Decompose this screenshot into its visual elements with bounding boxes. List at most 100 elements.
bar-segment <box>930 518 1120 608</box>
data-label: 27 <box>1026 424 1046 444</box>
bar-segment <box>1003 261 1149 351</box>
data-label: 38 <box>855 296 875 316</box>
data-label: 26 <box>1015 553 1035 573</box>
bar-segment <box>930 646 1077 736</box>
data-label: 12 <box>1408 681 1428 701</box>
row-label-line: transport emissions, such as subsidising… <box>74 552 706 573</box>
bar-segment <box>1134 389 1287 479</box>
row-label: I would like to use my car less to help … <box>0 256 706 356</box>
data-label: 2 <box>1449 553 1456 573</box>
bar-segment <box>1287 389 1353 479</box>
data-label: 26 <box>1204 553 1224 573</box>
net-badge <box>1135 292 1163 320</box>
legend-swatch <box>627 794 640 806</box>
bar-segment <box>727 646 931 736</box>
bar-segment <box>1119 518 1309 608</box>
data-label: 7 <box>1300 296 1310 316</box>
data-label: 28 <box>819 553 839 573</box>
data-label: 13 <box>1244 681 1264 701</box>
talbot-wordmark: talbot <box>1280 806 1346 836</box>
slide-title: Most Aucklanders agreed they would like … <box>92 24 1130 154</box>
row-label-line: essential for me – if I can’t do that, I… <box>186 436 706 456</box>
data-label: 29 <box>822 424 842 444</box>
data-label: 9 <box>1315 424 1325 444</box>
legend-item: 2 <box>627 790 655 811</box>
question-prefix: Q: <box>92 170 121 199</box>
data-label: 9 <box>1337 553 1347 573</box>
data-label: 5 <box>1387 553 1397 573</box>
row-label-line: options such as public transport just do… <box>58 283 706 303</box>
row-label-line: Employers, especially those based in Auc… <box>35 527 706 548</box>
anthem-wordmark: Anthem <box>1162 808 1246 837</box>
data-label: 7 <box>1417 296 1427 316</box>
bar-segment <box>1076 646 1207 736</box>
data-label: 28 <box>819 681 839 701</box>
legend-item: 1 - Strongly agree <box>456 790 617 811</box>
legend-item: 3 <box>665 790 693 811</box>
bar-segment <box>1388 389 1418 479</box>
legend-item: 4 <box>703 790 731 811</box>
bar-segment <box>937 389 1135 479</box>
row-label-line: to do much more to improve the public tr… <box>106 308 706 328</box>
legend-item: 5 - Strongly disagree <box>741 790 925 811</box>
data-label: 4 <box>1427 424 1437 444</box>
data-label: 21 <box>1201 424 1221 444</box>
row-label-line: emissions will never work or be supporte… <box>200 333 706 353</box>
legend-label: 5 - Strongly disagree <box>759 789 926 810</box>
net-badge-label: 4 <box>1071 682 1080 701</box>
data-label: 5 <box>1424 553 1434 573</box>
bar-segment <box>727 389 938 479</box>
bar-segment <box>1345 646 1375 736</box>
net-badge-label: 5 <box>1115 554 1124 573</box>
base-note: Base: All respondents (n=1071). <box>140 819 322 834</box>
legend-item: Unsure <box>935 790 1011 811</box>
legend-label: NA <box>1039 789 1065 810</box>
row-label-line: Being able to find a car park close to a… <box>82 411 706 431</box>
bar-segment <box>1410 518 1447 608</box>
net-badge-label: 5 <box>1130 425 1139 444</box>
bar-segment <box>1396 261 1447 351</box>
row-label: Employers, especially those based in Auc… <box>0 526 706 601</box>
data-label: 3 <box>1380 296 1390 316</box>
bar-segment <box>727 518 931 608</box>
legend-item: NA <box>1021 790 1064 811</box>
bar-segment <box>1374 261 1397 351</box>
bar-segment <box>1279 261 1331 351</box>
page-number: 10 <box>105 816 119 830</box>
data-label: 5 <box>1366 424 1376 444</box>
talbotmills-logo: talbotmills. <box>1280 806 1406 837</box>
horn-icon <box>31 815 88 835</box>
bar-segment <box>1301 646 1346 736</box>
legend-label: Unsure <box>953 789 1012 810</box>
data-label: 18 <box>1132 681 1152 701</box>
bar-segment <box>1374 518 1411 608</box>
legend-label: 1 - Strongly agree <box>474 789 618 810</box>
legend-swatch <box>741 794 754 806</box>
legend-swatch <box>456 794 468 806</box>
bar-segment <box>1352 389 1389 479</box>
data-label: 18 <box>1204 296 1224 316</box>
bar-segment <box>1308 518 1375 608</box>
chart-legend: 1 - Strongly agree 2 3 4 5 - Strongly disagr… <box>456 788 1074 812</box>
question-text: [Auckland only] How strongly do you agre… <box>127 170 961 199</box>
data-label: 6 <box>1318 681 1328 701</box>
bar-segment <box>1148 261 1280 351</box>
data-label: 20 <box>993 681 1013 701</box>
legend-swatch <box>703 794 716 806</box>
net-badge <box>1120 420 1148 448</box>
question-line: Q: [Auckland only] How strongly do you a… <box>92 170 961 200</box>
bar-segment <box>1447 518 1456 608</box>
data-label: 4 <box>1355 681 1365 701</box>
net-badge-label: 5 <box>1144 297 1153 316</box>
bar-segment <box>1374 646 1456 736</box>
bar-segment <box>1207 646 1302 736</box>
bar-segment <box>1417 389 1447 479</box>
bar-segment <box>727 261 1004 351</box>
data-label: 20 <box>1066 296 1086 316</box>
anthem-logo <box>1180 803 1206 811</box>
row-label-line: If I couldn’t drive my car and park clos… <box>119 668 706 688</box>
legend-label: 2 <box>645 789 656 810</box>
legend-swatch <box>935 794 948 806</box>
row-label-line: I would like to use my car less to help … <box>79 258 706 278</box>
◇ ◇ ◇ ◇
**Exercise directions**
Revise all of the data above by changing every "bar-segment" to "bar-block" and leaving everything else as it is.

**The output**
Decompose this screenshot into its visual elements with bounding boxes. List at most 100 elements.
bar-block <box>930 518 1120 608</box>
data-label: 27 <box>1026 424 1046 444</box>
bar-block <box>1003 261 1149 351</box>
data-label: 38 <box>855 296 875 316</box>
data-label: 26 <box>1015 553 1035 573</box>
bar-block <box>930 646 1077 736</box>
data-label: 12 <box>1408 681 1428 701</box>
row-label-line: transport emissions, such as subsidising… <box>74 552 706 573</box>
bar-block <box>1134 389 1287 479</box>
row-label: I would like to use my car less to help … <box>0 256 706 356</box>
data-label: 2 <box>1449 553 1456 573</box>
bar-block <box>1287 389 1353 479</box>
data-label: 26 <box>1204 553 1224 573</box>
net-badge <box>1135 292 1163 320</box>
legend-swatch <box>627 794 640 806</box>
bar-block <box>727 646 931 736</box>
bar-block <box>1119 518 1309 608</box>
data-label: 7 <box>1300 296 1310 316</box>
data-label: 28 <box>819 553 839 573</box>
data-label: 13 <box>1244 681 1264 701</box>
talbot-wordmark: talbot <box>1280 806 1346 836</box>
slide-title: Most Aucklanders agreed they would like … <box>92 24 1130 154</box>
row-label-line: essential for me – if I can’t do that, I… <box>186 436 706 456</box>
data-label: 29 <box>822 424 842 444</box>
data-label: 9 <box>1315 424 1325 444</box>
legend-item: 2 <box>627 790 655 811</box>
question-prefix: Q: <box>92 170 121 199</box>
data-label: 9 <box>1337 553 1347 573</box>
data-label: 5 <box>1387 553 1397 573</box>
row-label-line: options such as public transport just do… <box>58 283 706 303</box>
row-label-line: Employers, especially those based in Auc… <box>35 527 706 548</box>
anthem-wordmark: Anthem <box>1162 808 1246 837</box>
data-label: 7 <box>1417 296 1427 316</box>
bar-block <box>1076 646 1207 736</box>
data-label: 28 <box>819 681 839 701</box>
legend-item: 1 - Strongly agree <box>456 790 617 811</box>
legend-item: 3 <box>665 790 693 811</box>
bar-block <box>1388 389 1418 479</box>
legend-item: 4 <box>703 790 731 811</box>
bar-block <box>937 389 1135 479</box>
row-label-line: to do much more to improve the public tr… <box>106 308 706 328</box>
legend-item: 5 - Strongly disagree <box>741 790 925 811</box>
data-label: 4 <box>1427 424 1437 444</box>
data-label: 21 <box>1201 424 1221 444</box>
row-label-line: emissions will never work or be supporte… <box>200 333 706 353</box>
legend-label: 5 - Strongly disagree <box>759 789 926 810</box>
net-badge-label: 4 <box>1071 682 1080 701</box>
data-label: 5 <box>1424 553 1434 573</box>
bar-block <box>727 389 938 479</box>
bar-block <box>1345 646 1375 736</box>
net-badge-label: 5 <box>1115 554 1124 573</box>
base-note: Base: All respondents (n=1071). <box>140 819 322 834</box>
legend-item: Unsure <box>935 790 1011 811</box>
legend-label: NA <box>1039 789 1065 810</box>
row-label-line: Being able to find a car park close to a… <box>82 411 706 431</box>
bar-block <box>1410 518 1447 608</box>
net-badge-label: 5 <box>1130 425 1139 444</box>
bar-block <box>1396 261 1447 351</box>
row-label: Employers, especially those based in Auc… <box>0 526 706 601</box>
data-label: 3 <box>1380 296 1390 316</box>
bar-block <box>727 518 931 608</box>
legend-item: NA <box>1021 790 1064 811</box>
bar-block <box>1374 261 1397 351</box>
bar-block <box>1279 261 1331 351</box>
page-number: 10 <box>105 816 119 830</box>
data-label: 5 <box>1366 424 1376 444</box>
talbotmills-logo: talbotmills. <box>1280 806 1406 837</box>
horn-icon <box>31 815 88 835</box>
bar-block <box>1301 646 1346 736</box>
legend-label: Unsure <box>953 789 1012 810</box>
data-label: 18 <box>1132 681 1152 701</box>
bar-block <box>1374 518 1411 608</box>
legend-label: 1 - Strongly agree <box>474 789 618 810</box>
legend-swatch <box>741 794 754 806</box>
legend-swatch <box>456 794 468 806</box>
bar-block <box>1352 389 1389 479</box>
data-label: 18 <box>1204 296 1224 316</box>
bar-block <box>1308 518 1375 608</box>
chart-legend: 1 - Strongly agree 2 3 4 5 - Strongly disagr… <box>456 788 1074 812</box>
question-text: [Auckland only] How strongly do you agre… <box>127 170 961 199</box>
data-label: 6 <box>1318 681 1328 701</box>
bar-block <box>1148 261 1280 351</box>
data-label: 20 <box>993 681 1013 701</box>
legend-swatch <box>703 794 716 806</box>
net-badge <box>1120 420 1148 448</box>
question-line: Q: [Auckland only] How strongly do you a… <box>92 170 961 200</box>
bar-block <box>1447 518 1456 608</box>
data-label: 4 <box>1355 681 1365 701</box>
net-badge-label: 5 <box>1144 297 1153 316</box>
bar-block <box>1374 646 1456 736</box>
bar-block <box>1207 646 1302 736</box>
bar-block <box>1417 389 1447 479</box>
bar-block <box>727 261 1004 351</box>
data-label: 20 <box>1066 296 1086 316</box>
anthem-logo <box>1180 803 1206 811</box>
row-label-line: If I couldn’t drive my car and park clos… <box>119 668 706 688</box>
legend-label: 2 <box>645 789 656 810</box>
legend-swatch <box>935 794 948 806</box>
row-label-line: I would like to use my car less to help … <box>79 258 706 278</box>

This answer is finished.